>>>>>

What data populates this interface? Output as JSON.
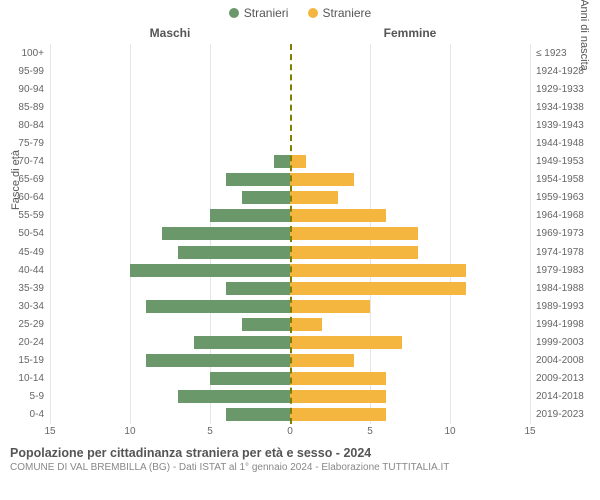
{
  "type": "population-pyramid",
  "legend": {
    "male": {
      "label": "Stranieri",
      "color": "#6b986b"
    },
    "female": {
      "label": "Straniere",
      "color": "#f4b63f"
    }
  },
  "column_headers": {
    "left": "Maschi",
    "right": "Femmine"
  },
  "y_axis_left_label": "Fasce di età",
  "y_axis_right_label": "Anni di nascita",
  "x_axis": {
    "min": 0,
    "max": 15,
    "step": 5
  },
  "x_ticks_left": [
    "15",
    "10",
    "5",
    "0"
  ],
  "x_ticks_right": [
    "0",
    "5",
    "10",
    "15"
  ],
  "centerline_color": "#808000",
  "grid_color": "#e5e5e5",
  "background_color": "#ffffff",
  "label_fontsize": 10,
  "header_fontsize": 12,
  "rows": [
    {
      "age": "100+",
      "birth": "≤ 1923",
      "m": 0,
      "f": 0
    },
    {
      "age": "95-99",
      "birth": "1924-1928",
      "m": 0,
      "f": 0
    },
    {
      "age": "90-94",
      "birth": "1929-1933",
      "m": 0,
      "f": 0
    },
    {
      "age": "85-89",
      "birth": "1934-1938",
      "m": 0,
      "f": 0
    },
    {
      "age": "80-84",
      "birth": "1939-1943",
      "m": 0,
      "f": 0
    },
    {
      "age": "75-79",
      "birth": "1944-1948",
      "m": 0,
      "f": 0
    },
    {
      "age": "70-74",
      "birth": "1949-1953",
      "m": 1,
      "f": 1
    },
    {
      "age": "65-69",
      "birth": "1954-1958",
      "m": 4,
      "f": 4
    },
    {
      "age": "60-64",
      "birth": "1959-1963",
      "m": 3,
      "f": 3
    },
    {
      "age": "55-59",
      "birth": "1964-1968",
      "m": 5,
      "f": 6
    },
    {
      "age": "50-54",
      "birth": "1969-1973",
      "m": 8,
      "f": 8
    },
    {
      "age": "45-49",
      "birth": "1974-1978",
      "m": 7,
      "f": 8
    },
    {
      "age": "40-44",
      "birth": "1979-1983",
      "m": 10,
      "f": 11
    },
    {
      "age": "35-39",
      "birth": "1984-1988",
      "m": 4,
      "f": 11
    },
    {
      "age": "30-34",
      "birth": "1989-1993",
      "m": 9,
      "f": 5
    },
    {
      "age": "25-29",
      "birth": "1994-1998",
      "m": 3,
      "f": 2
    },
    {
      "age": "20-24",
      "birth": "1999-2003",
      "m": 6,
      "f": 7
    },
    {
      "age": "15-19",
      "birth": "2004-2008",
      "m": 9,
      "f": 4
    },
    {
      "age": "10-14",
      "birth": "2009-2013",
      "m": 5,
      "f": 6
    },
    {
      "age": "5-9",
      "birth": "2014-2018",
      "m": 7,
      "f": 6
    },
    {
      "age": "0-4",
      "birth": "2019-2023",
      "m": 4,
      "f": 6
    }
  ],
  "footer": {
    "title": "Popolazione per cittadinanza straniera per età e sesso - 2024",
    "subtitle": "COMUNE DI VAL BREMBILLA (BG) - Dati ISTAT al 1° gennaio 2024 - Elaborazione TUTTITALIA.IT"
  }
}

<<<<<

[What to produce]: Exclude all images and restate the records above word for word.

[The answer]:
What data populates this interface? Output as JSON.
{
  "type": "population-pyramid",
  "legend": {
    "male": {
      "label": "Stranieri",
      "color": "#6b986b"
    },
    "female": {
      "label": "Straniere",
      "color": "#f4b63f"
    }
  },
  "column_headers": {
    "left": "Maschi",
    "right": "Femmine"
  },
  "y_axis_left_label": "Fasce di età",
  "y_axis_right_label": "Anni di nascita",
  "x_axis": {
    "min": 0,
    "max": 15,
    "step": 5
  },
  "x_ticks_left": [
    "15",
    "10",
    "5",
    "0"
  ],
  "x_ticks_right": [
    "0",
    "5",
    "10",
    "15"
  ],
  "centerline_color": "#808000",
  "grid_color": "#e5e5e5",
  "background_color": "#ffffff",
  "label_fontsize": 10,
  "header_fontsize": 12,
  "rows": [
    {
      "age": "100+",
      "birth": "≤ 1923",
      "m": 0,
      "f": 0
    },
    {
      "age": "95-99",
      "birth": "1924-1928",
      "m": 0,
      "f": 0
    },
    {
      "age": "90-94",
      "birth": "1929-1933",
      "m": 0,
      "f": 0
    },
    {
      "age": "85-89",
      "birth": "1934-1938",
      "m": 0,
      "f": 0
    },
    {
      "age": "80-84",
      "birth": "1939-1943",
      "m": 0,
      "f": 0
    },
    {
      "age": "75-79",
      "birth": "1944-1948",
      "m": 0,
      "f": 0
    },
    {
      "age": "70-74",
      "birth": "1949-1953",
      "m": 1,
      "f": 1
    },
    {
      "age": "65-69",
      "birth": "1954-1958",
      "m": 4,
      "f": 4
    },
    {
      "age": "60-64",
      "birth": "1959-1963",
      "m": 3,
      "f": 3
    },
    {
      "age": "55-59",
      "birth": "1964-1968",
      "m": 5,
      "f": 6
    },
    {
      "age": "50-54",
      "birth": "1969-1973",
      "m": 8,
      "f": 8
    },
    {
      "age": "45-49",
      "birth": "1974-1978",
      "m": 7,
      "f": 8
    },
    {
      "age": "40-44",
      "birth": "1979-1983",
      "m": 10,
      "f": 11
    },
    {
      "age": "35-39",
      "birth": "1984-1988",
      "m": 4,
      "f": 11
    },
    {
      "age": "30-34",
      "birth": "1989-1993",
      "m": 9,
      "f": 5
    },
    {
      "age": "25-29",
      "birth": "1994-1998",
      "m": 3,
      "f": 2
    },
    {
      "age": "20-24",
      "birth": "1999-2003",
      "m": 6,
      "f": 7
    },
    {
      "age": "15-19",
      "birth": "2004-2008",
      "m": 9,
      "f": 4
    },
    {
      "age": "10-14",
      "birth": "2009-2013",
      "m": 5,
      "f": 6
    },
    {
      "age": "5-9",
      "birth": "2014-2018",
      "m": 7,
      "f": 6
    },
    {
      "age": "0-4",
      "birth": "2019-2023",
      "m": 4,
      "f": 6
    }
  ],
  "footer": {
    "title": "Popolazione per cittadinanza straniera per età e sesso - 2024",
    "subtitle": "COMUNE DI VAL BREMBILLA (BG) - Dati ISTAT al 1° gennaio 2024 - Elaborazione TUTTITALIA.IT"
  }
}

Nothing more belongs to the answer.